▸ **Given problem**: Identify every line in the records below that contains the word "tunduk", and reproduce each one.

▸ **Records for this exercise**:
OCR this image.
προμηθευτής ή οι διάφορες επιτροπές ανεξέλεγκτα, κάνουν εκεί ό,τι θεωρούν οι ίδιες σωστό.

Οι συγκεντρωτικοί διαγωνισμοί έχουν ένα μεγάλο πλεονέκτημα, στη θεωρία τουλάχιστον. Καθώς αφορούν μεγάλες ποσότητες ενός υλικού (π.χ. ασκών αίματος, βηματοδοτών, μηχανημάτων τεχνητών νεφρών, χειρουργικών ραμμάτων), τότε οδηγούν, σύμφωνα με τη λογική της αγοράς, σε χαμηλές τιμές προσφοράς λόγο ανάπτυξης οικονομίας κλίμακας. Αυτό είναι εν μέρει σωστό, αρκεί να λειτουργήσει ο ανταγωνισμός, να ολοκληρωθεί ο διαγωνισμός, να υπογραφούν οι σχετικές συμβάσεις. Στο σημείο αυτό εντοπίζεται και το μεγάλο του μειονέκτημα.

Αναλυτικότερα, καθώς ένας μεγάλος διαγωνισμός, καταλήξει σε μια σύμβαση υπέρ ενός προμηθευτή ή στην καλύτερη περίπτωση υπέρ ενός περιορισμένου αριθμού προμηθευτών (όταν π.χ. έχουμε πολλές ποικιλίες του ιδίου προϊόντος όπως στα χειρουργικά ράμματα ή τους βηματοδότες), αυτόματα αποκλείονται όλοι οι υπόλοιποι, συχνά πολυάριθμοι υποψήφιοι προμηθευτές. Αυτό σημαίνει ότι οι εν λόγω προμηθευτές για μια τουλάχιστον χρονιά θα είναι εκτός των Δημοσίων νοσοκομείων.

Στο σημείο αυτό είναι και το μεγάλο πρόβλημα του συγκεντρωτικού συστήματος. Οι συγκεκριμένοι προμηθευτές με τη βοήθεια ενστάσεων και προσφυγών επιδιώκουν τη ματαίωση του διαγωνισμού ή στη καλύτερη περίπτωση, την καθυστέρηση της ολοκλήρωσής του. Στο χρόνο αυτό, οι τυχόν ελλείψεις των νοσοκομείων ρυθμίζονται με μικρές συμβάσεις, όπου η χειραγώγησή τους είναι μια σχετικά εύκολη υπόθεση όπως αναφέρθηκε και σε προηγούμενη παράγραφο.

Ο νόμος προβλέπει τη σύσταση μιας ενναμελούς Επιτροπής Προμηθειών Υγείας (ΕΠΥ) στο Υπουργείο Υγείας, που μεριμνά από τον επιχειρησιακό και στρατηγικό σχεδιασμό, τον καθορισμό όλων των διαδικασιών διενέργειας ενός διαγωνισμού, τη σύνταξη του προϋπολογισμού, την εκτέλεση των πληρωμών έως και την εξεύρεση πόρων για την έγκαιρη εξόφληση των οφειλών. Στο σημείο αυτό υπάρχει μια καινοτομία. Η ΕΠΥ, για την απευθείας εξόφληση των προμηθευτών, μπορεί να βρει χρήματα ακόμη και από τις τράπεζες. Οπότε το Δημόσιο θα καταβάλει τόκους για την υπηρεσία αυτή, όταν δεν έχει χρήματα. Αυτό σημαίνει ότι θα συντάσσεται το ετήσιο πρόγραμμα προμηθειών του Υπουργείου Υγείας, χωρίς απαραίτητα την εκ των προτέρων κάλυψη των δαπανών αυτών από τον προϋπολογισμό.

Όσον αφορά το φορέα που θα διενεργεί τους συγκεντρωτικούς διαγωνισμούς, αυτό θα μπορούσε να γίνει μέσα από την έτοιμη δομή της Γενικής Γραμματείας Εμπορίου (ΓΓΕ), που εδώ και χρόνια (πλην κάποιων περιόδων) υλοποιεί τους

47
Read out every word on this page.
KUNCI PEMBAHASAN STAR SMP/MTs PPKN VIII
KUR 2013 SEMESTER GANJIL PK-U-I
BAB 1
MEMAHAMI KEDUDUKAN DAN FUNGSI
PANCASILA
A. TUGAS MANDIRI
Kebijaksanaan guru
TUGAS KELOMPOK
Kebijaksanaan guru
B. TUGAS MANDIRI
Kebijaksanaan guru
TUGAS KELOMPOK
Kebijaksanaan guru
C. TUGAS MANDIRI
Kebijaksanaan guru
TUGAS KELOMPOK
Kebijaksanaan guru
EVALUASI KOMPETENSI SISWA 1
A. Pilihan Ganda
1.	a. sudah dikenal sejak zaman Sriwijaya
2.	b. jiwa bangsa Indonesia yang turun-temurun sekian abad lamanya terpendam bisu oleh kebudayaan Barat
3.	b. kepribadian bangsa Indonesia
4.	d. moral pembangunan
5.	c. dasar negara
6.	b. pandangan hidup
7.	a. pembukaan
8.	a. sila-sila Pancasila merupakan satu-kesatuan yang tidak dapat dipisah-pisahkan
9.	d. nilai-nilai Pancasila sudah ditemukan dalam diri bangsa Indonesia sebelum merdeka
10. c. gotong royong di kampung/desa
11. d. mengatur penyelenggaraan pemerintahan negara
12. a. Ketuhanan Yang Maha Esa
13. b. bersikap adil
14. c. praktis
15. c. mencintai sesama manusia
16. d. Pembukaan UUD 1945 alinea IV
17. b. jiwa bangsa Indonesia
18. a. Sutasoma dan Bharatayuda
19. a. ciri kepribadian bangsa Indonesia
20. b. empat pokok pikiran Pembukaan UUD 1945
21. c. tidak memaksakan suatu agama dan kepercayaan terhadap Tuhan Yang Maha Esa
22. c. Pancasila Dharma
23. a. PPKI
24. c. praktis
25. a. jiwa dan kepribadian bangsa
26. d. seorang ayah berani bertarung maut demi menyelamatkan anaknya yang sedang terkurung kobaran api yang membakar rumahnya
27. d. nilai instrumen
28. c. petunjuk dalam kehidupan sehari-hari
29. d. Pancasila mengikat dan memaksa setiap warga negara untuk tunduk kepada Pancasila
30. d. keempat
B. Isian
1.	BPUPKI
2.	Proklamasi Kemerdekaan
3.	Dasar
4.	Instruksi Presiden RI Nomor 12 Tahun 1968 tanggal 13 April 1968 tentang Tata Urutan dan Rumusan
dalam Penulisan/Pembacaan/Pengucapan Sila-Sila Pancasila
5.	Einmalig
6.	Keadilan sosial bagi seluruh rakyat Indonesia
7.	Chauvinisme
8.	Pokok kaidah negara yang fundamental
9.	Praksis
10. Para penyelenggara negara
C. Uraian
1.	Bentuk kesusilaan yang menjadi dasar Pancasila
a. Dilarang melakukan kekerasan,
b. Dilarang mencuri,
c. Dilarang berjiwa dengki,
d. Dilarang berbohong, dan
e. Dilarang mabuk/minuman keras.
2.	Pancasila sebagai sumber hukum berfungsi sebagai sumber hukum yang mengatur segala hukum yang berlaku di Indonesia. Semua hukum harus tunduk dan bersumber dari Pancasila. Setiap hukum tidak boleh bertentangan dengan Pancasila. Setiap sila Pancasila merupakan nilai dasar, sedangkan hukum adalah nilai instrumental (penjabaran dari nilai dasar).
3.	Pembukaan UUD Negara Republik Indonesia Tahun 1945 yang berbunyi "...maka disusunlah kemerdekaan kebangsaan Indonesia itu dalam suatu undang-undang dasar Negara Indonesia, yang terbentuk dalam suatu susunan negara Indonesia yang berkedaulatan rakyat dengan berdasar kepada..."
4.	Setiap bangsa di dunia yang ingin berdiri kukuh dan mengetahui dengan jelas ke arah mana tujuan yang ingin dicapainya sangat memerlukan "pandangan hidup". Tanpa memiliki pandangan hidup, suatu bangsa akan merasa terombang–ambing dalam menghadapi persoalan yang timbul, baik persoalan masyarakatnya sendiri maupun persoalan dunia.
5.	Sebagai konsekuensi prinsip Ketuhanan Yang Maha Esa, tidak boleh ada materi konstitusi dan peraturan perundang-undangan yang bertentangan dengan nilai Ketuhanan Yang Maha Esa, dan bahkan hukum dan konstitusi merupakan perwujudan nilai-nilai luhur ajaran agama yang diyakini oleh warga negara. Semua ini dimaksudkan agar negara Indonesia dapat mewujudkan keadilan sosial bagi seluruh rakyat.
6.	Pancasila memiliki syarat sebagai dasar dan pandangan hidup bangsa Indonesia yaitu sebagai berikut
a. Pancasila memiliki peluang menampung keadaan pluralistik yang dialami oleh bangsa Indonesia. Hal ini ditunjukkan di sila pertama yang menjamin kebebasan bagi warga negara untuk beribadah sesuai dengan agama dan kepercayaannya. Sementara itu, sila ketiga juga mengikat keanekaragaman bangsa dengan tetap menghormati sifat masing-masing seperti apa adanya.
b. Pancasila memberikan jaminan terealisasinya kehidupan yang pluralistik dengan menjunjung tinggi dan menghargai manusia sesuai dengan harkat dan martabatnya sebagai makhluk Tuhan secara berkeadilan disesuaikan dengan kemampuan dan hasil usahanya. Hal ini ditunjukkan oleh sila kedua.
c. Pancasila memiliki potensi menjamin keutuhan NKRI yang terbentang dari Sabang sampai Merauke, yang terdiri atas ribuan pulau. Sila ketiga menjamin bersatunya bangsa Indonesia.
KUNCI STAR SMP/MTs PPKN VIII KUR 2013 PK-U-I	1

▸ **In response**:
29. d. Pancasila mengikat dan memaksa setiap warga negara untuk tunduk kepada Pancasila
2.	Pancasila sebagai sumber hukum berfungsi sebagai sumber hukum yang mengatur segala hukum yang berlaku di Indonesia. Semua hukum harus tunduk dan bersumber dari Pancasila. Setiap hukum tidak boleh bertentangan dengan Pancasila. Setiap sila Pancasila merupakan nilai dasar, sedangkan hukum adalah nilai instrumental (penjabaran dari nilai dasar).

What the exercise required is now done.